# TASK TO CARRY OUT:
All entries are to be given again verbatim.

# PROVIDED DATA:
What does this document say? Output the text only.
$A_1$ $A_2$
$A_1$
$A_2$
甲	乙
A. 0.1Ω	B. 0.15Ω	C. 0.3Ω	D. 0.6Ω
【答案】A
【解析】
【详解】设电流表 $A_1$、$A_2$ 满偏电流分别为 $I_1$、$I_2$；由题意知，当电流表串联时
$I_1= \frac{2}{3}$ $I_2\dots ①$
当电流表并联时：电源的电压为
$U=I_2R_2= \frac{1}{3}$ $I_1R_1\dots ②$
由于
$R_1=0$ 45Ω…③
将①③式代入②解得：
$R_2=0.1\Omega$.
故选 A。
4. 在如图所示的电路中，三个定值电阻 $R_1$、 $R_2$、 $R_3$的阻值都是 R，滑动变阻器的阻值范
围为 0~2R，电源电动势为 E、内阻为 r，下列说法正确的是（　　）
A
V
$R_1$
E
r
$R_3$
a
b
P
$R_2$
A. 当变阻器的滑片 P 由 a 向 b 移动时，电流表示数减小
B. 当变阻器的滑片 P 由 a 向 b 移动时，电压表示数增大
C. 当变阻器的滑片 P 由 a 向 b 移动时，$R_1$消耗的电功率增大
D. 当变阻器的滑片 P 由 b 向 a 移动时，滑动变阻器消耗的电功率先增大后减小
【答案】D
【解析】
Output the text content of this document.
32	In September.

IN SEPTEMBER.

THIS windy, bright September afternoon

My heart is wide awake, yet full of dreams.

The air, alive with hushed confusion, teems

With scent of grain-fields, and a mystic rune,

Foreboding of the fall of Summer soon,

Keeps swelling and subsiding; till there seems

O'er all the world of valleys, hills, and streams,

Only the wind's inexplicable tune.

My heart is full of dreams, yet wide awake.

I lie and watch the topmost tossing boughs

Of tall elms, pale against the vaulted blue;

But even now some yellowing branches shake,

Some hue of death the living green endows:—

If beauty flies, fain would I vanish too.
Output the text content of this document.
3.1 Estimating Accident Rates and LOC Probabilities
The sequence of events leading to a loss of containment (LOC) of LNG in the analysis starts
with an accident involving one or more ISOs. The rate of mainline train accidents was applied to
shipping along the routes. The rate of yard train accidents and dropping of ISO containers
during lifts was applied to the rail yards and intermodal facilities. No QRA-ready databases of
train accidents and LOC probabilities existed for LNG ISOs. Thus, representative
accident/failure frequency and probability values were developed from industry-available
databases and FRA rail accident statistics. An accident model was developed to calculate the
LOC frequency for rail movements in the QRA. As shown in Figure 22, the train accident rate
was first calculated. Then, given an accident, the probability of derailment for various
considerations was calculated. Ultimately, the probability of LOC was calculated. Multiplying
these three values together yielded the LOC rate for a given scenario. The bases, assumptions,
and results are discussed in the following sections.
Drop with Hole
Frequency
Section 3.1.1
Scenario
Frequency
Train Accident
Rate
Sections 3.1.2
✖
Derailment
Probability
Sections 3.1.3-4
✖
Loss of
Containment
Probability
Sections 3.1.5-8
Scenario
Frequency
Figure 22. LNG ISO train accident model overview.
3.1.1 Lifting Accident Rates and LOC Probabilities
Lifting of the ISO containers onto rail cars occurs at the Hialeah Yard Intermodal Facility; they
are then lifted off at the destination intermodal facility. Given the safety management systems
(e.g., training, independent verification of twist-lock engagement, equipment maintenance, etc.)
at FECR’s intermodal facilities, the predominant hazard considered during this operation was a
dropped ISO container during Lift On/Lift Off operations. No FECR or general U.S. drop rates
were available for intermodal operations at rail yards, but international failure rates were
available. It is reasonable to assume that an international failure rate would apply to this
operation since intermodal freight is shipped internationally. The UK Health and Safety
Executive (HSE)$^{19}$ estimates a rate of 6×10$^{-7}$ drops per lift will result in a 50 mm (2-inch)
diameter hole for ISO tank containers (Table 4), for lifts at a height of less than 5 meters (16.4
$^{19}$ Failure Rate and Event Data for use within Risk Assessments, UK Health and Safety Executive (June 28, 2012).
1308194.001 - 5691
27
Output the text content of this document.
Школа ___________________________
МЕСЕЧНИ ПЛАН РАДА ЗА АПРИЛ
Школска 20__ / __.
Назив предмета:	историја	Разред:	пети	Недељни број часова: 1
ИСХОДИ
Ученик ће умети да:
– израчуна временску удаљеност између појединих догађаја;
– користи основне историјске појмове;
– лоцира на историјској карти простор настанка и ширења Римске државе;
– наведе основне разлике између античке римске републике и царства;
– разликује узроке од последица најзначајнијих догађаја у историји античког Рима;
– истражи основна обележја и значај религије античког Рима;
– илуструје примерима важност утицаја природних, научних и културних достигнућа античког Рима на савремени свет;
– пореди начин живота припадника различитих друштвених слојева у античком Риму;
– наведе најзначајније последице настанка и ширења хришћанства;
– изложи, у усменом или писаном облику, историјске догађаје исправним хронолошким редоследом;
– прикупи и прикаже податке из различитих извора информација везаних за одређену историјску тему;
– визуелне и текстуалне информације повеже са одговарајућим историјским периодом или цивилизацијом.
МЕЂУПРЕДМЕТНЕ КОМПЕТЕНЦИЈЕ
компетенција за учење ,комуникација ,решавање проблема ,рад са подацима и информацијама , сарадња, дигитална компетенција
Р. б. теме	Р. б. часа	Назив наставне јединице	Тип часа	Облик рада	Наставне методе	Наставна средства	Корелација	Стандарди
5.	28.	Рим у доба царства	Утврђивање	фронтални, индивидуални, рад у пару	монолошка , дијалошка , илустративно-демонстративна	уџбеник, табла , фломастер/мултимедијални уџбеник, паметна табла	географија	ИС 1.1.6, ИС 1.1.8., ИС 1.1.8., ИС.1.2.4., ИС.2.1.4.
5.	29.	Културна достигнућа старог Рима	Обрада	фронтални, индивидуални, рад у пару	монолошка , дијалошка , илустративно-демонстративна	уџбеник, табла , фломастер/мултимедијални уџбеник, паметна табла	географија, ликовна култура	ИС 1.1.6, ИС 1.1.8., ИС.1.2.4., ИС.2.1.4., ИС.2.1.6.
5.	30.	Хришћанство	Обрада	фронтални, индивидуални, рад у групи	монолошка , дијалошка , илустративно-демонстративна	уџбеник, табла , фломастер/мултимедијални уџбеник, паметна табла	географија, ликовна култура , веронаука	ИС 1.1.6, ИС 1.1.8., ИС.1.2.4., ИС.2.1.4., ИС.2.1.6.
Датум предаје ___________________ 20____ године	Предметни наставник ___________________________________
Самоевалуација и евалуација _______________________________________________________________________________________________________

# WRITTEN ANSWER:
What does this document say? Output the text only.
$A_1$ $A_2$
$A_1$
$A_2$
甲	乙
A. 0.1Ω	B. 0.15Ω	C. 0.3Ω	D. 0.6Ω
【答案】A
【解析】
【详解】设电流表 $A_1$、$A_2$ 满偏电流分别为 $I_1$、$I_2$；由题意知，当电流表串联时
$I_1= \frac{2}{3}$ $I_2\dots ①$
当电流表并联时：电源的电压为
$U=I_2R_2= \frac{1}{3}$ $I_1R_1\dots ②$
由于
$R_1=0$ 45Ω…③
将①③式代入②解得：
$R_2=0.1\Omega$.
故选 A。
4. 在如图所示的电路中，三个定值电阻 $R_1$、 $R_2$、 $R_3$的阻值都是 R，滑动变阻器的阻值范
围为 0~2R，电源电动势为 E、内阻为 r，下列说法正确的是（　　）
A
V
$R_1$
E
r
$R_3$
a
b
P
$R_2$
A. 当变阻器的滑片 P 由 a 向 b 移动时，电流表示数减小
B. 当变阻器的滑片 P 由 a 向 b 移动时，电压表示数增大
C. 当变阻器的滑片 P 由 a 向 b 移动时，$R_1$消耗的电功率增大
D. 当变阻器的滑片 P 由 b 向 a 移动时，滑动变阻器消耗的电功率先增大后减小
【答案】D
【解析】
Output the text content of this document.
32	In September.

IN SEPTEMBER.

THIS windy, bright September afternoon

My heart is wide awake, yet full of dreams.

The air, alive with hushed confusion, teems

With scent of grain-fields, and a mystic rune,

Foreboding of the fall of Summer soon,

Keeps swelling and subsiding; till there seems

O'er all the world of valleys, hills, and streams,

Only the wind's inexplicable tune.

My heart is full of dreams, yet wide awake.

I lie and watch the topmost tossing boughs

Of tall elms, pale against the vaulted blue;

But even now some yellowing branches shake,

Some hue of death the living green endows:—

If beauty flies, fain would I vanish too.
Output the text content of this document.
3.1 Estimating Accident Rates and LOC Probabilities
The sequence of events leading to a loss of containment (LOC) of LNG in the analysis starts
with an accident involving one or more ISOs. The rate of mainline train accidents was applied to
shipping along the routes. The rate of yard train accidents and dropping of ISO containers
during lifts was applied to the rail yards and intermodal facilities. No QRA-ready databases of
train accidents and LOC probabilities existed for LNG ISOs. Thus, representative
accident/failure frequency and probability values were developed from industry-available
databases and FRA rail accident statistics. An accident model was developed to calculate the
LOC frequency for rail movements in the QRA. As shown in Figure 22, the train accident rate
was first calculated. Then, given an accident, the probability of derailment for various
considerations was calculated. Ultimately, the probability of LOC was calculated. Multiplying
these three values together yielded the LOC rate for a given scenario. The bases, assumptions,
and results are discussed in the following sections.
Drop with Hole
Frequency
Section 3.1.1
Scenario
Frequency
Train Accident
Rate
Sections 3.1.2
✖
Derailment
Probability
Sections 3.1.3-4
✖
Loss of
Containment
Probability
Sections 3.1.5-8
Scenario
Frequency
Figure 22. LNG ISO train accident model overview.
3.1.1 Lifting Accident Rates and LOC Probabilities
Lifting of the ISO containers onto rail cars occurs at the Hialeah Yard Intermodal Facility; they
are then lifted off at the destination intermodal facility. Given the safety management systems
(e.g., training, independent verification of twist-lock engagement, equipment maintenance, etc.)
at FECR’s intermodal facilities, the predominant hazard considered during this operation was a
dropped ISO container during Lift On/Lift Off operations. No FECR or general U.S. drop rates
were available for intermodal operations at rail yards, but international failure rates were
available. It is reasonable to assume that an international failure rate would apply to this
operation since intermodal freight is shipped internationally. The UK Health and Safety
Executive (HSE)$^{19}$ estimates a rate of 6×10$^{-7}$ drops per lift will result in a 50 mm (2-inch)
diameter hole for ISO tank containers (Table 4), for lifts at a height of less than 5 meters (16.4
$^{19}$ Failure Rate and Event Data for use within Risk Assessments, UK Health and Safety Executive (June 28, 2012).
1308194.001 - 5691
27
Output the text content of this document.
Школа ___________________________
МЕСЕЧНИ ПЛАН РАДА ЗА АПРИЛ
Школска 20__ / __.
Назив предмета:	историја	Разред:	пети	Недељни број часова: 1
ИСХОДИ
Ученик ће умети да:
– израчуна временску удаљеност између појединих догађаја;
– користи основне историјске појмове;
– лоцира на историјској карти простор настанка и ширења Римске државе;
– наведе основне разлике између античке римске републике и царства;
– разликује узроке од последица најзначајнијих догађаја у историји античког Рима;
– истражи основна обележја и значај религије античког Рима;
– илуструје примерима важност утицаја природних, научних и културних достигнућа античког Рима на савремени свет;
– пореди начин живота припадника различитих друштвених слојева у античком Риму;
– наведе најзначајније последице настанка и ширења хришћанства;
– изложи, у усменом или писаном облику, историјске догађаје исправним хронолошким редоследом;
– прикупи и прикаже податке из различитих извора информација везаних за одређену историјску тему;
– визуелне и текстуалне информације повеже са одговарајућим историјским периодом или цивилизацијом.
МЕЂУПРЕДМЕТНЕ КОМПЕТЕНЦИЈЕ
компетенција за учење ,комуникација ,решавање проблема ,рад са подацима и информацијама , сарадња, дигитална компетенција
Р. б. теме	Р. б. часа	Назив наставне јединице	Тип часа	Облик рада	Наставне методе	Наставна средства	Корелација	Стандарди
5.	28.	Рим у доба царства	Утврђивање	фронтални, индивидуални, рад у пару	монолошка , дијалошка , илустративно-демонстративна	уџбеник, табла , фломастер/мултимедијални уџбеник, паметна табла	географија	ИС 1.1.6, ИС 1.1.8., ИС 1.1.8., ИС.1.2.4., ИС.2.1.4.
5.	29.	Културна достигнућа старог Рима	Обрада	фронтални, индивидуални, рад у пару	монолошка , дијалошка , илустративно-демонстративна	уџбеник, табла , фломастер/мултимедијални уџбеник, паметна табла	географија, ликовна култура	ИС 1.1.6, ИС 1.1.8., ИС.1.2.4., ИС.2.1.4., ИС.2.1.6.
5.	30.	Хришћанство	Обрада	фронтални, индивидуални, рад у групи	монолошка , дијалошка , илустративно-демонстративна	уџбеник, табла , фломастер/мултимедијални уџбеник, паметна табла	географија, ликовна култура , веронаука	ИС 1.1.6, ИС 1.1.8., ИС.1.2.4., ИС.2.1.4., ИС.2.1.6.
Датум предаје ___________________ 20____ године	Предметни наставник ___________________________________
Самоевалуација и евалуација _______________________________________________________________________________________________________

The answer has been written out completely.